*WORK TO COMPLETE*: Copy out all the lines where "document" shows up.
-------- DATA LISTING
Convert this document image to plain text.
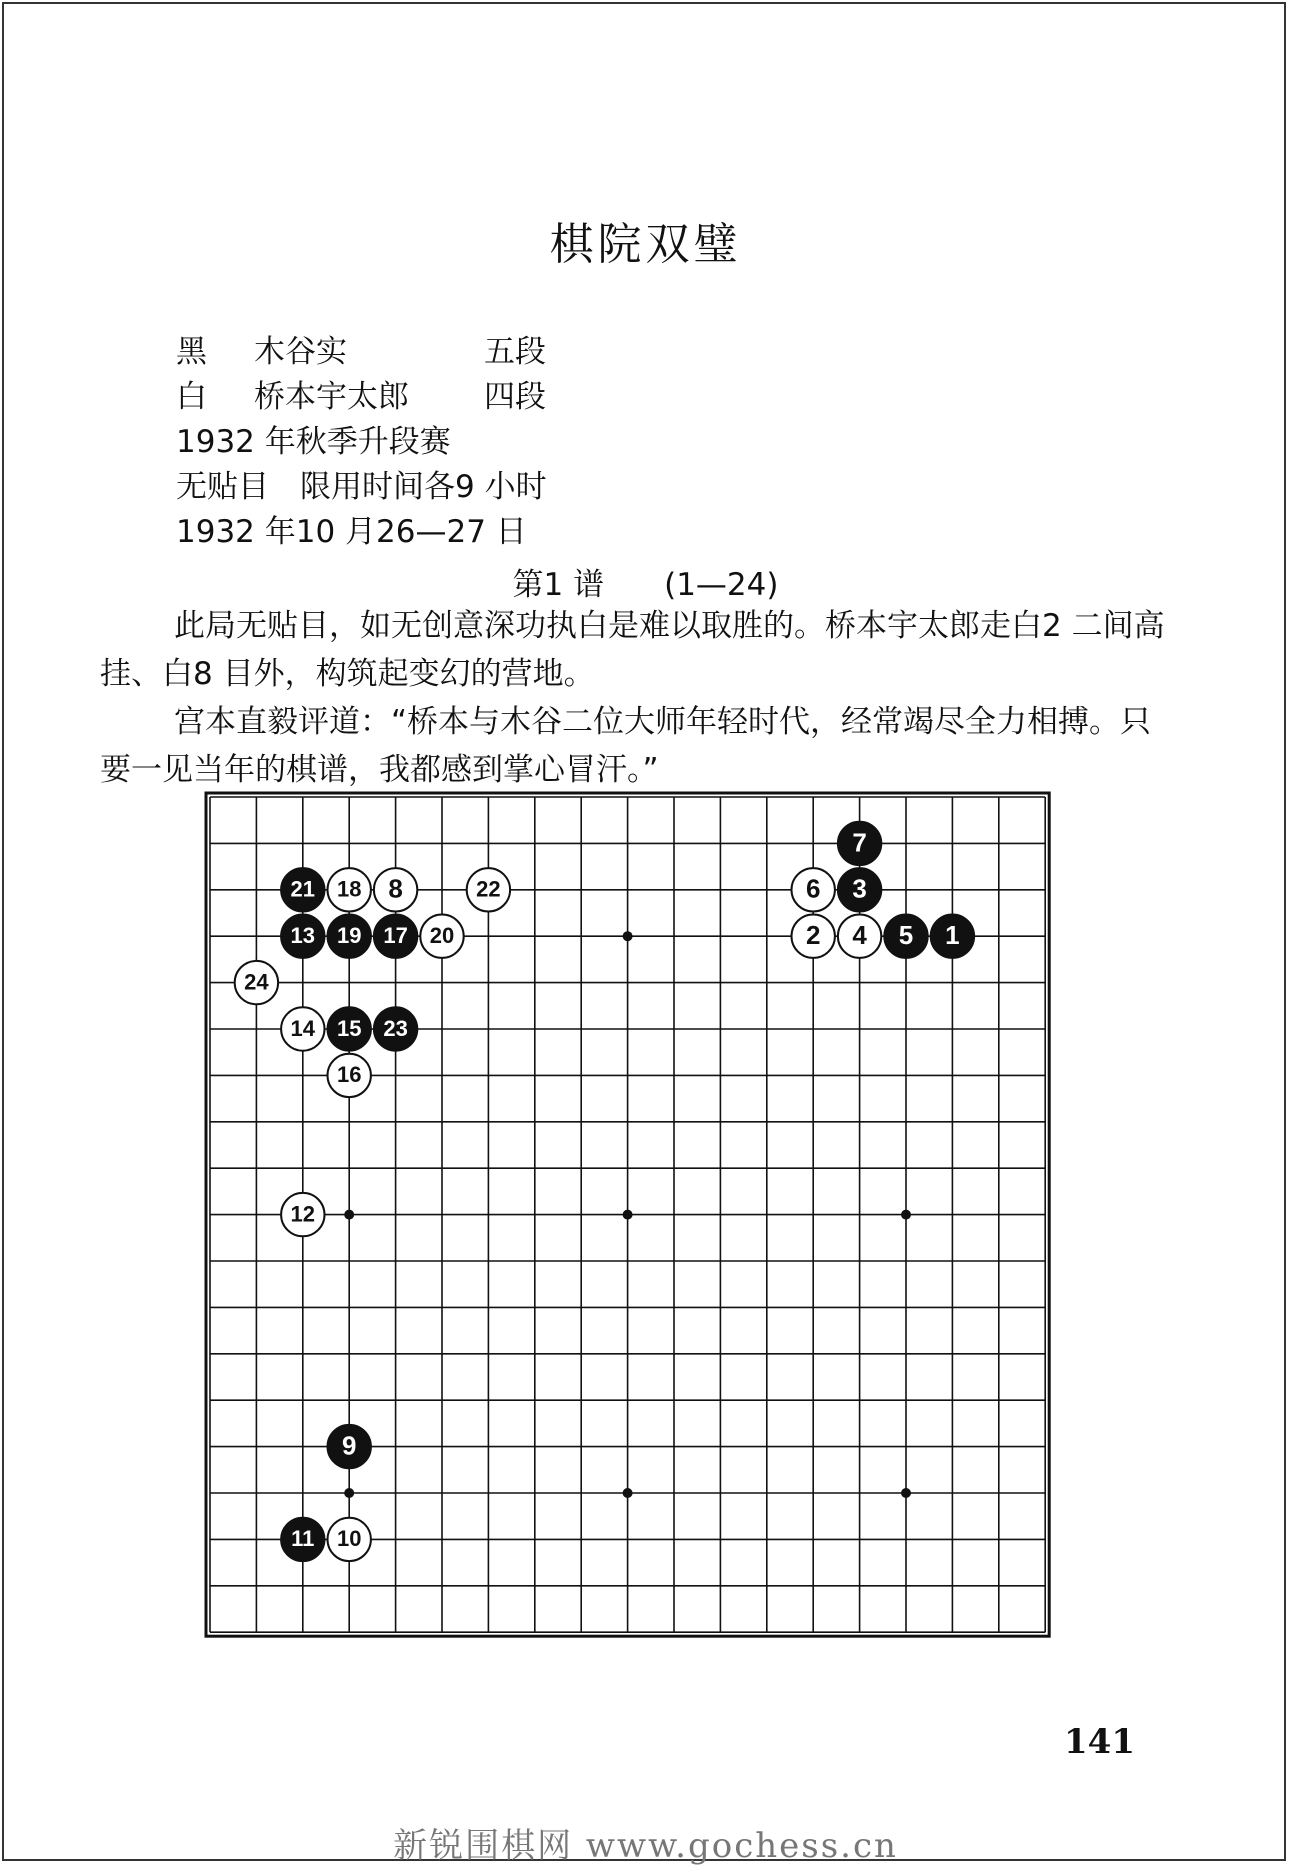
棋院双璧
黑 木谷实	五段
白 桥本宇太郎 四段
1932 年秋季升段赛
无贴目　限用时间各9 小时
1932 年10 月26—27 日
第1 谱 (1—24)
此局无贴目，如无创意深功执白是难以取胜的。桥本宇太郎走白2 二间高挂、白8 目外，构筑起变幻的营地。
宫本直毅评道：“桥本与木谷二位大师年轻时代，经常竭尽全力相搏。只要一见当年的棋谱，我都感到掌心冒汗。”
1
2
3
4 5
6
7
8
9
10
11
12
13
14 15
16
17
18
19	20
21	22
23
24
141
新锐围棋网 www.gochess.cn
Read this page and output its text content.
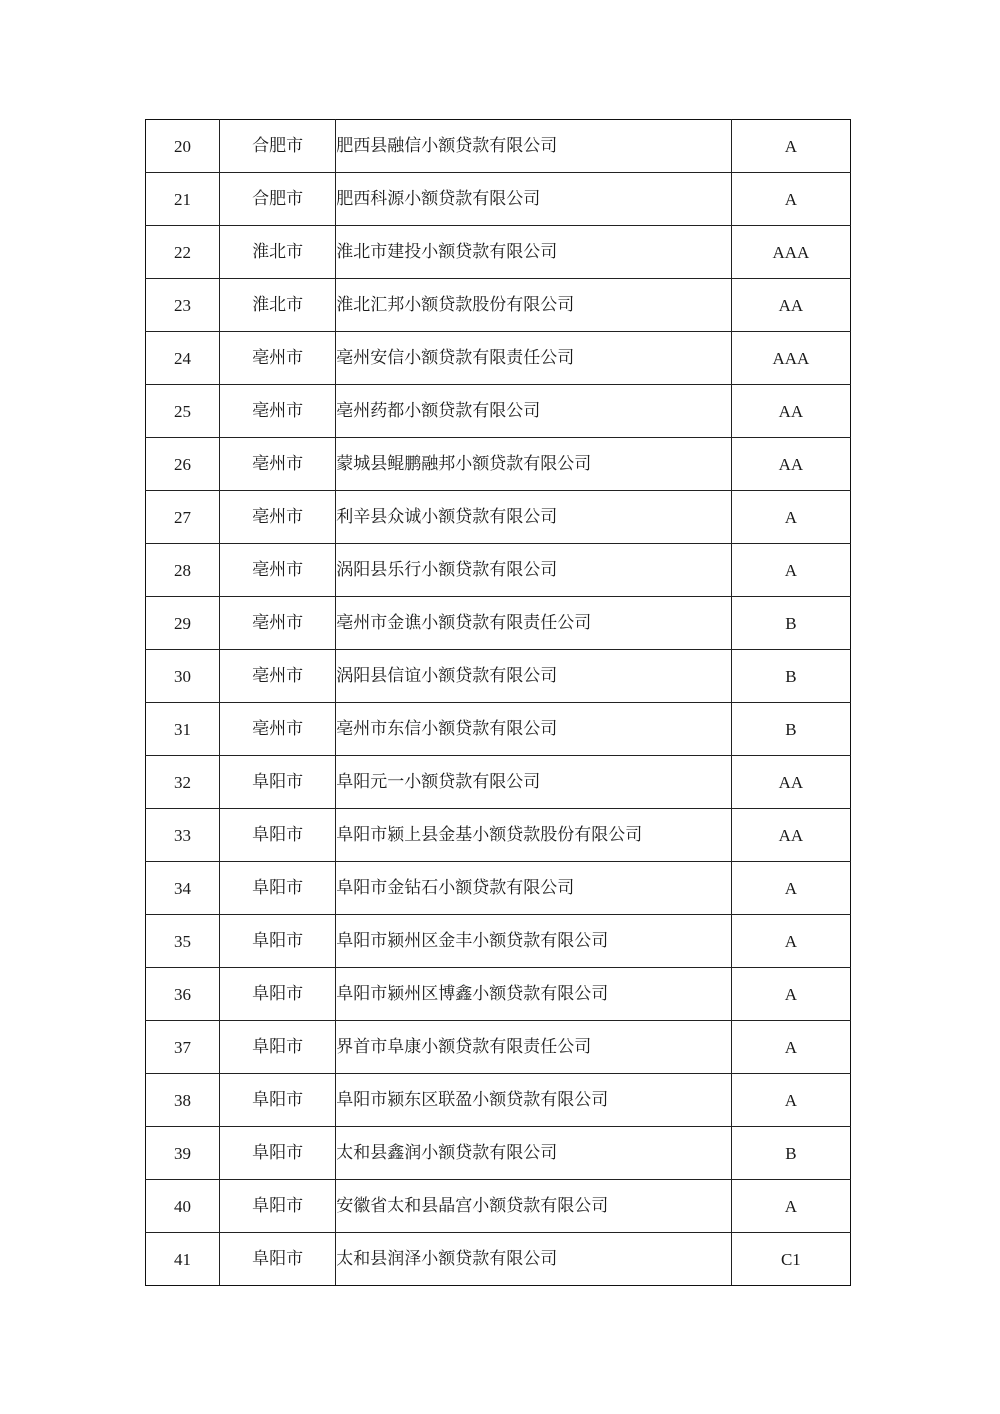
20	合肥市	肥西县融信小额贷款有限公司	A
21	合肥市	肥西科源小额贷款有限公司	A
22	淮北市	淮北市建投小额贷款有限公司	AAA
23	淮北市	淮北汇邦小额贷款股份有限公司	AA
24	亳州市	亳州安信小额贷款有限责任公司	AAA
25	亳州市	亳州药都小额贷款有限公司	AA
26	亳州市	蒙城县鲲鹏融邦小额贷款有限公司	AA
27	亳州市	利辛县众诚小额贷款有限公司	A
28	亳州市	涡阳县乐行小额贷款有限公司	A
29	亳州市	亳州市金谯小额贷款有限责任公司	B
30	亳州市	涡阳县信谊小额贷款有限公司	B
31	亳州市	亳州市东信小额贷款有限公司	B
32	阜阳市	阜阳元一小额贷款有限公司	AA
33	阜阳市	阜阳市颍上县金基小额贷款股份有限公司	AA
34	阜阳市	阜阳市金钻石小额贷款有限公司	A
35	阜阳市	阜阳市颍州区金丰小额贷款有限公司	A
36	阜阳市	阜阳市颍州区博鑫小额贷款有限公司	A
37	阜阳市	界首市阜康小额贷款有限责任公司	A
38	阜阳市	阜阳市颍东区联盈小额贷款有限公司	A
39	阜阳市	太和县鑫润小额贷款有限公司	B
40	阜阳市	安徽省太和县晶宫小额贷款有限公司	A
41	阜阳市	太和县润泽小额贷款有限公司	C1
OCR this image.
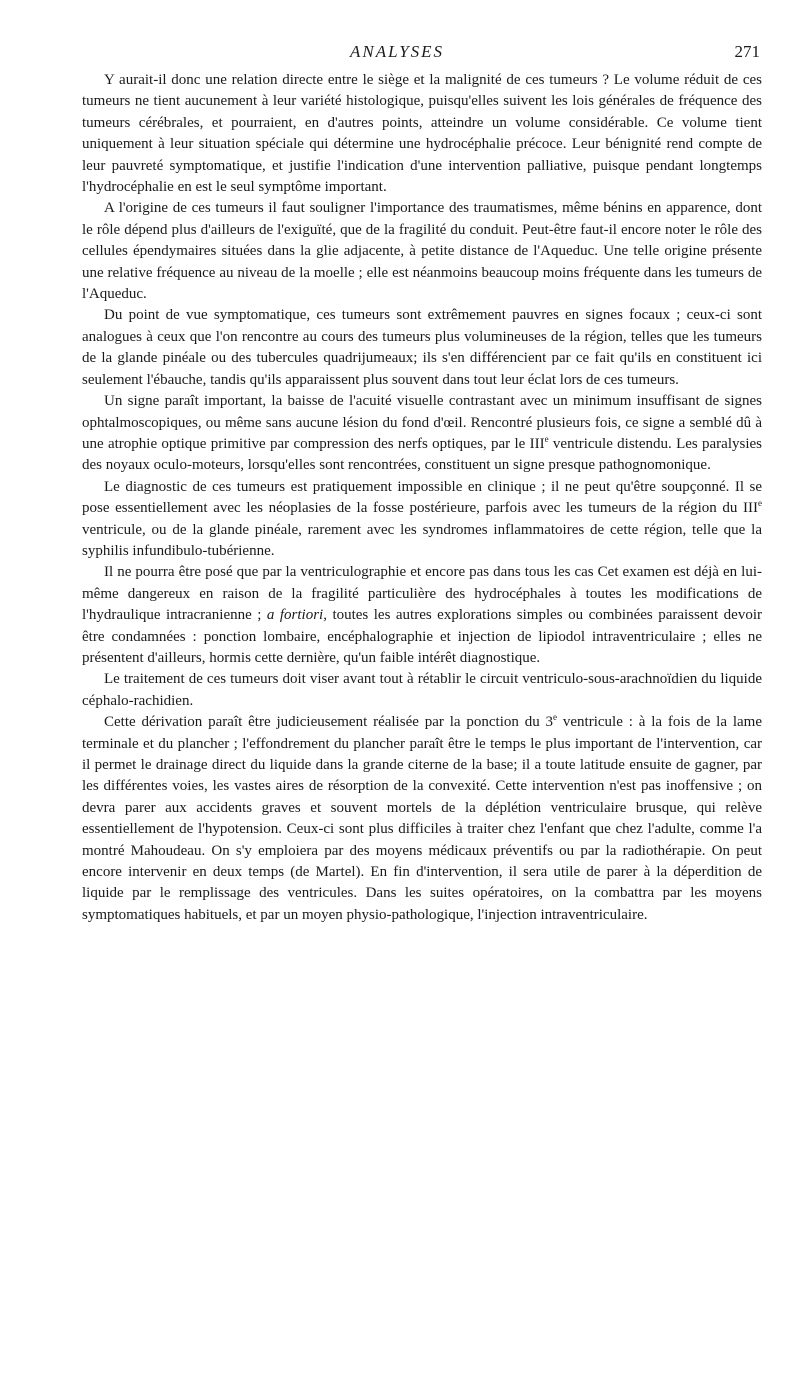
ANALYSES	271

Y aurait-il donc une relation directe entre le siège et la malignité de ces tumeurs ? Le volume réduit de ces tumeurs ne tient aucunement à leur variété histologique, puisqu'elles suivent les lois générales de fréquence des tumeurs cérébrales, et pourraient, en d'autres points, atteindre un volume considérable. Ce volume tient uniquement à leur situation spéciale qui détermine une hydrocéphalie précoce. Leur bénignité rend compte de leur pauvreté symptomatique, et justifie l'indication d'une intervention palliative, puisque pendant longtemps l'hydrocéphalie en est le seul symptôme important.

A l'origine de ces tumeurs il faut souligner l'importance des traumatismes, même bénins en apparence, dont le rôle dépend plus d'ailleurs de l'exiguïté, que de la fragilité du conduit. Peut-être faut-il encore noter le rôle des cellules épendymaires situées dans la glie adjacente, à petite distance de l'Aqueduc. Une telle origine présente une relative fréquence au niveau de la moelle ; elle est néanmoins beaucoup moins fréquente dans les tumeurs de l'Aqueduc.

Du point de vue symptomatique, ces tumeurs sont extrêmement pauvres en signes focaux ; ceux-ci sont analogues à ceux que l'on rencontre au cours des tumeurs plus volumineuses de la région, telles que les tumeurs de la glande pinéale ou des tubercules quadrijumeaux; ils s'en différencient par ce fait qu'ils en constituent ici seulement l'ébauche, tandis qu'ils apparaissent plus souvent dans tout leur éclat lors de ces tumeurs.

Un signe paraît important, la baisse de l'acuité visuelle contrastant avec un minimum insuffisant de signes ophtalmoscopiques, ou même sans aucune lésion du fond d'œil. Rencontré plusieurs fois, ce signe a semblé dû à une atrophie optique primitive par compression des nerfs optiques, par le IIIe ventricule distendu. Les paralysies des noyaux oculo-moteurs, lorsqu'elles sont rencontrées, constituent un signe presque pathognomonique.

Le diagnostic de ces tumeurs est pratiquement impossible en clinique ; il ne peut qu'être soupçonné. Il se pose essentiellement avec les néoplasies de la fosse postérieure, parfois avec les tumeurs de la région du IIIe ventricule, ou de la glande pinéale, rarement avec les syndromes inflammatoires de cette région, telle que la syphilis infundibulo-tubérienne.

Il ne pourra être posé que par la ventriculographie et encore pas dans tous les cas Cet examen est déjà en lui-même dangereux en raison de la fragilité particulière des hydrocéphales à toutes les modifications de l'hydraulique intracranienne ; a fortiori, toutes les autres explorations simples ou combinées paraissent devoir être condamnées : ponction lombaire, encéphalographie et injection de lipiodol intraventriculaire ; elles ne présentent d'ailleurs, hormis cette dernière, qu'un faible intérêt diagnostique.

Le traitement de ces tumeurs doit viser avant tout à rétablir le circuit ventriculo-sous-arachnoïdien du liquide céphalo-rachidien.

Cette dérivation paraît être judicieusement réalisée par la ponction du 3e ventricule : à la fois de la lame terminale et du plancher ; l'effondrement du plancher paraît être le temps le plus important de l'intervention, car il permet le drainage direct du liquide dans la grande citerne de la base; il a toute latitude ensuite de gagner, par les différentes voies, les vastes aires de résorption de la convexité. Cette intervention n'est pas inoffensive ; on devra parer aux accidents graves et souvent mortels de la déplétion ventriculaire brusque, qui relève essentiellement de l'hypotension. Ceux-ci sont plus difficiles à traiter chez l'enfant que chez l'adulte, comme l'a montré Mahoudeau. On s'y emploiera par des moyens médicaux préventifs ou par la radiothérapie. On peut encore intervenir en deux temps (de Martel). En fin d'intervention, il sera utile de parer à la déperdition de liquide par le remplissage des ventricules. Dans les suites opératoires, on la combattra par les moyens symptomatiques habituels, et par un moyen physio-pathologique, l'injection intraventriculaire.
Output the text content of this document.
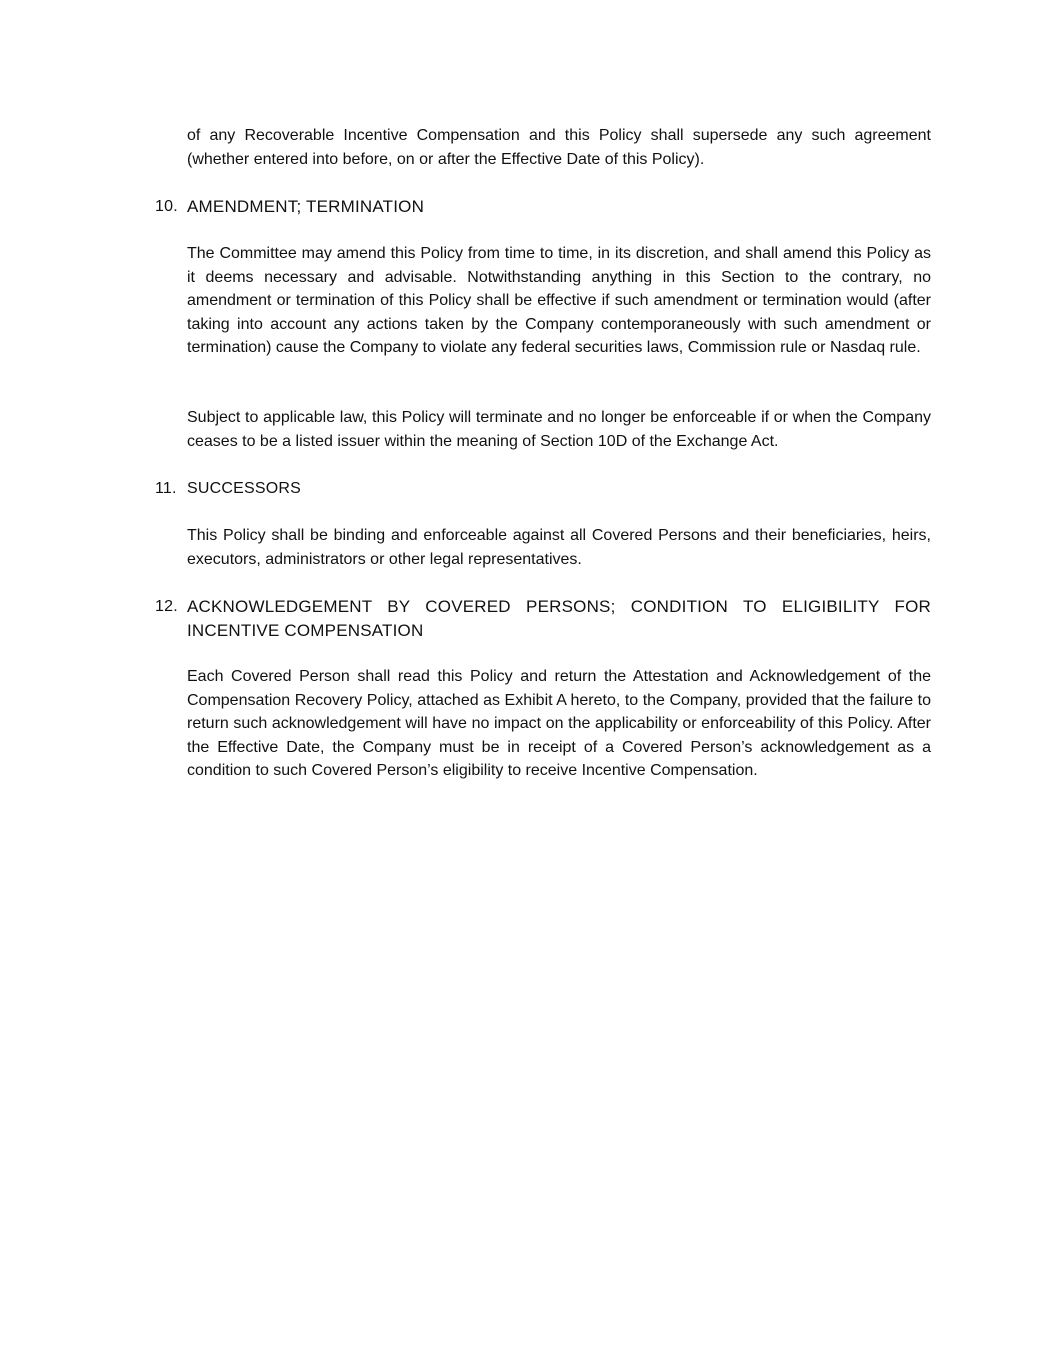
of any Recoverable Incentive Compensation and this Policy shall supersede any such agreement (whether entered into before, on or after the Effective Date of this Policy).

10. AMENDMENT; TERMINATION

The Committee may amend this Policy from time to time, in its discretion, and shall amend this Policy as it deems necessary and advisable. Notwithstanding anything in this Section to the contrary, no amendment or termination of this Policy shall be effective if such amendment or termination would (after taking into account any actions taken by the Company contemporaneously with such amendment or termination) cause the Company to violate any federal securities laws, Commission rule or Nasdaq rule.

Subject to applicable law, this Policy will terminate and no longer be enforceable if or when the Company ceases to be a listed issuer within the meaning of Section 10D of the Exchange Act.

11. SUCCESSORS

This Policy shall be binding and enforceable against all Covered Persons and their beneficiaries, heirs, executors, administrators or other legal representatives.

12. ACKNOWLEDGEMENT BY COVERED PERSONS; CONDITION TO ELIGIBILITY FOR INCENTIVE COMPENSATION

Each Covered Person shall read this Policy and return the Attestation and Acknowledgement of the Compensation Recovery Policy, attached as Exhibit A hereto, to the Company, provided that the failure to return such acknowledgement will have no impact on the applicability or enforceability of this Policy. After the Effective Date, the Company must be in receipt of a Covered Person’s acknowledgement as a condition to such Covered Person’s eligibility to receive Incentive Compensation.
----------------
*TASK SOLUTION*:
Convert this document image to plain text.
Output the text content of this document.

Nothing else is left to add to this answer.